• [What is being asked] Across these entries, report how many lines include the string "Other", with nothing but the number.

Start of Provided records

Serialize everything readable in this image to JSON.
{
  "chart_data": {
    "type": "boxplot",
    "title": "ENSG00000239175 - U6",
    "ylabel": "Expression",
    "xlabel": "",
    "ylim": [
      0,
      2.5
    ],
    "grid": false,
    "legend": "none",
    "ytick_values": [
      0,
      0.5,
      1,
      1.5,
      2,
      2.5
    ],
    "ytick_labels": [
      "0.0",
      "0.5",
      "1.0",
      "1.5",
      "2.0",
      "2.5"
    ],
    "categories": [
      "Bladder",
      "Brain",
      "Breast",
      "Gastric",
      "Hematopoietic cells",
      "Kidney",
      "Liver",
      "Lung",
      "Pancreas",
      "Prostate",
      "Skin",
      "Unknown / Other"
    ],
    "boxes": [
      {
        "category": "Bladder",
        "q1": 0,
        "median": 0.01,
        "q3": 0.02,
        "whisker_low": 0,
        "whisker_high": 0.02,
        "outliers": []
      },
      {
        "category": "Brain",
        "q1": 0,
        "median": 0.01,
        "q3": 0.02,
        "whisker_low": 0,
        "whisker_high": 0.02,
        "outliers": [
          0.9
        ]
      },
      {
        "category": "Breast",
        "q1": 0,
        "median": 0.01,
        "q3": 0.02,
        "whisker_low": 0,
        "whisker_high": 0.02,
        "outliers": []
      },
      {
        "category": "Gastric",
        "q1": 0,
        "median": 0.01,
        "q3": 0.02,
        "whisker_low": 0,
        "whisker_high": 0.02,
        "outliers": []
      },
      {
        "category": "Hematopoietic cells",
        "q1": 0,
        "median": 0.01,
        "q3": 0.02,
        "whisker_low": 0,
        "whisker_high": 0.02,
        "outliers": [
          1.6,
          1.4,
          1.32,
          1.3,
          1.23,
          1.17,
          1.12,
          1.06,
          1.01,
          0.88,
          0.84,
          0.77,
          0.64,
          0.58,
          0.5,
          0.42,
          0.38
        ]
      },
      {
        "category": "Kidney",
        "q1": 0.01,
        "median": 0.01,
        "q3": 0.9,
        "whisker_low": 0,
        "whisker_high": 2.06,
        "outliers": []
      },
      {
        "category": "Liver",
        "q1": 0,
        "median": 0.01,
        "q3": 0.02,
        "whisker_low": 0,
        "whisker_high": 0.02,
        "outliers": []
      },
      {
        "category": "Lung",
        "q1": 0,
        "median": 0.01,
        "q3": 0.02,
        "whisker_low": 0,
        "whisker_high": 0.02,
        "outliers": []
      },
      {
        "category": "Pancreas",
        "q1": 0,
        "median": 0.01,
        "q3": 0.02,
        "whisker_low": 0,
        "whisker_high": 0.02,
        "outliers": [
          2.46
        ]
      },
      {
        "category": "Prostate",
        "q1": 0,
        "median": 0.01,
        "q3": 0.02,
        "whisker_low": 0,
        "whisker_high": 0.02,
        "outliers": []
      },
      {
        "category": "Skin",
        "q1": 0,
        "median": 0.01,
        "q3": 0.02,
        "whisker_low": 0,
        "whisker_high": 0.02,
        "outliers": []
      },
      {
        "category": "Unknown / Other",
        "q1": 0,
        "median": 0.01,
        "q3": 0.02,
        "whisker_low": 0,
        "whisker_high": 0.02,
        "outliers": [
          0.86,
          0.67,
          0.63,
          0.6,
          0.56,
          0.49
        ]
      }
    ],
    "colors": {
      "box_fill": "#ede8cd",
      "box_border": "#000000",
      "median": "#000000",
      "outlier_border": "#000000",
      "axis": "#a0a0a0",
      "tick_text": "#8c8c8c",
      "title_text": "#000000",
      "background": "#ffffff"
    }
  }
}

End of Provided records

• [Exercise answer] 2